STATED TASK:
Find the lines that contain the word "true" and copy each one.

TASK INPUTS:
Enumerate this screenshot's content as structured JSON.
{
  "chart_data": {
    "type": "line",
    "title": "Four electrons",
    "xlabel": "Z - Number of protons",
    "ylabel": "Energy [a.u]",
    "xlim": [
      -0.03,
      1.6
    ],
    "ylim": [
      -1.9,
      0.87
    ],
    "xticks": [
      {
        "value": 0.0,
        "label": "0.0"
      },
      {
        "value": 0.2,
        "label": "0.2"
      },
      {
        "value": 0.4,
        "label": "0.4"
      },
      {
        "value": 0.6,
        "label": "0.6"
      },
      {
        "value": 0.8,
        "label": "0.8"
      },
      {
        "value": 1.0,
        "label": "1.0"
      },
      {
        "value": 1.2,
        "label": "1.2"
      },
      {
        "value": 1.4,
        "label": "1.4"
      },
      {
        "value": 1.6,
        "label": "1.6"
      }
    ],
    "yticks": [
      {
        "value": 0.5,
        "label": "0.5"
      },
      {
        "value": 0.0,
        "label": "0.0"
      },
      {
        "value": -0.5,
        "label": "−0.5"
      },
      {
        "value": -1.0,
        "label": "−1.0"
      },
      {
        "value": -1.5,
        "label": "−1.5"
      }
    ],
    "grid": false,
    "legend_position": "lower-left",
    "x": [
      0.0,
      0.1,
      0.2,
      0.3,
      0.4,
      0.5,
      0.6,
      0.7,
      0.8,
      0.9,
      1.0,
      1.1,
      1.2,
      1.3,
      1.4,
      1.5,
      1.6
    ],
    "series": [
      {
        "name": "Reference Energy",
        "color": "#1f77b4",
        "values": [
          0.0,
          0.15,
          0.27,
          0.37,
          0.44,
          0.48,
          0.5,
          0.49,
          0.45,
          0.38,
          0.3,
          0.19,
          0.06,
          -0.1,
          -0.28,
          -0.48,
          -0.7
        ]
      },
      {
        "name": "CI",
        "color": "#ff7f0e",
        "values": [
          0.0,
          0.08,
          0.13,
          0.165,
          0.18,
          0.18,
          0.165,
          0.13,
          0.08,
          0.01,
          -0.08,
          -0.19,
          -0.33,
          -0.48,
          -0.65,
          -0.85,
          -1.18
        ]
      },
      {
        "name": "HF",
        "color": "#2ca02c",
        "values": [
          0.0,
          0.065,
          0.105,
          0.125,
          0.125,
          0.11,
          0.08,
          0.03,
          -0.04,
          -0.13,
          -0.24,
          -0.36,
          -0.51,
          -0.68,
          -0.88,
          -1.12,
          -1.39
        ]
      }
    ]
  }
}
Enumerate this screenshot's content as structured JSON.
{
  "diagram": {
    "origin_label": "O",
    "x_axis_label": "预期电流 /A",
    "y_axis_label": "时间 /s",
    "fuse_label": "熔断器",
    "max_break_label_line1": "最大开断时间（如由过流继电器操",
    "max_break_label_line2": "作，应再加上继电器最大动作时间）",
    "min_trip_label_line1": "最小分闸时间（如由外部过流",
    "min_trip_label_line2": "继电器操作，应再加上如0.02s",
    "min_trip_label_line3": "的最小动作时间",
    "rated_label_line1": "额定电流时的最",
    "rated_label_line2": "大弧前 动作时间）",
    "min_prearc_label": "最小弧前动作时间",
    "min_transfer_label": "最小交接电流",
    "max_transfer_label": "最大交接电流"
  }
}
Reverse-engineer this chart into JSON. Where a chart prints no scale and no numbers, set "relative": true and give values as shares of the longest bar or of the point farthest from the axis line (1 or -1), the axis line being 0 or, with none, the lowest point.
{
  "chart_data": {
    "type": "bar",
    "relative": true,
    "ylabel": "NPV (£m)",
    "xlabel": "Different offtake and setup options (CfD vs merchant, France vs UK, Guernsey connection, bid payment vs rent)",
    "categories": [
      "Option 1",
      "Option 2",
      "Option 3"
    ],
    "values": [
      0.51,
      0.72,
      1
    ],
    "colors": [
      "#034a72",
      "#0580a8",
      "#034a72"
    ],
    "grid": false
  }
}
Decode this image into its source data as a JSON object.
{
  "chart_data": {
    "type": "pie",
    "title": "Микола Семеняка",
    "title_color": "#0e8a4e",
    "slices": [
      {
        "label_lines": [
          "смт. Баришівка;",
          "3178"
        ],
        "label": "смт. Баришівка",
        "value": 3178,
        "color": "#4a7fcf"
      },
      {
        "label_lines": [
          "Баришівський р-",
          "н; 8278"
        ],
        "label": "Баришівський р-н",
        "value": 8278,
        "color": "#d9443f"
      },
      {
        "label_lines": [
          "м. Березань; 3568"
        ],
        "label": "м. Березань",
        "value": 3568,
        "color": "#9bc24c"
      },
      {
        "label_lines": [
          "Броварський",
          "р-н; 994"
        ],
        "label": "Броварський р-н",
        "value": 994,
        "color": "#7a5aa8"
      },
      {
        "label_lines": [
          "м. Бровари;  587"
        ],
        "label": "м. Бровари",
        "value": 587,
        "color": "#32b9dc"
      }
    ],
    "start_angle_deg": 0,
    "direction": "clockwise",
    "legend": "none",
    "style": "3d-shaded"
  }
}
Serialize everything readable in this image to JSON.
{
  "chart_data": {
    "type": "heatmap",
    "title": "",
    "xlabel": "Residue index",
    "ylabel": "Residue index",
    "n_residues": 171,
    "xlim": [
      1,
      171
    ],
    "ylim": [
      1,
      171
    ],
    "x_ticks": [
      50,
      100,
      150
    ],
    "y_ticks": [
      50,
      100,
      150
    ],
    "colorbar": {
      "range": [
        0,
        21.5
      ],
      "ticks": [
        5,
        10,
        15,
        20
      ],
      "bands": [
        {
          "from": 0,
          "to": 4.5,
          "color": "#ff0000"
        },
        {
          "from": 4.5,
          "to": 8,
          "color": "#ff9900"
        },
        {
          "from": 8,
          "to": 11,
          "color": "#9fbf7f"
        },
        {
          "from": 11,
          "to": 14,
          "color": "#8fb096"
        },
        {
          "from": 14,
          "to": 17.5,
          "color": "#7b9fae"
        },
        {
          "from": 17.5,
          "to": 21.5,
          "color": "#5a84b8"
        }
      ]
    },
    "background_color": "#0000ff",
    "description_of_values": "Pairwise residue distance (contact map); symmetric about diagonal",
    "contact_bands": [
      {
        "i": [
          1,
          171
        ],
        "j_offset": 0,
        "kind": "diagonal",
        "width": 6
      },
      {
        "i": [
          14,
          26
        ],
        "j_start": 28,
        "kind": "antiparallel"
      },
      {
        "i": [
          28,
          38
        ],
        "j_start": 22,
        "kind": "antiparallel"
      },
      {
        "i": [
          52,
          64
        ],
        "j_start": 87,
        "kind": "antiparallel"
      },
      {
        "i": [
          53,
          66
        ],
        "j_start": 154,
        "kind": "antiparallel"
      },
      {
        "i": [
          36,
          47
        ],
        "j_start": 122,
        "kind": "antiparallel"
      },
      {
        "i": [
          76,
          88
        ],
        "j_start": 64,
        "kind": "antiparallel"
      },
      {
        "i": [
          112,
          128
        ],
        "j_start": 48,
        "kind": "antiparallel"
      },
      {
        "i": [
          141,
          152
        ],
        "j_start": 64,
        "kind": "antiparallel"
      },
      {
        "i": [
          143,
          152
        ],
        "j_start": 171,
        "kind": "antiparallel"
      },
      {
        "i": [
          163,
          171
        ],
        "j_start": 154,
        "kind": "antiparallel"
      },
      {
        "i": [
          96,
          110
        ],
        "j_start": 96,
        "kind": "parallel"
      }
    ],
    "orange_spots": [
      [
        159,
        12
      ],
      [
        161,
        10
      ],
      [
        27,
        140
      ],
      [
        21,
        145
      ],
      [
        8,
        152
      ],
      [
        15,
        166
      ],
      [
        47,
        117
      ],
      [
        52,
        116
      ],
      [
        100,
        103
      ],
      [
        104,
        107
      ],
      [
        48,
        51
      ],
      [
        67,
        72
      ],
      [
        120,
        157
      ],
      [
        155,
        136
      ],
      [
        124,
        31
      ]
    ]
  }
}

EXPECTED OUTPUT:
Reverse-engineer this chart into JSON. Where a chart prints no scale and no numbers, set "relative": true and give values as shares of the longest bar or of the point farthest from the axis line (1 or -1), the axis line being 0 or, with none, the lowest point.
    "relative": true,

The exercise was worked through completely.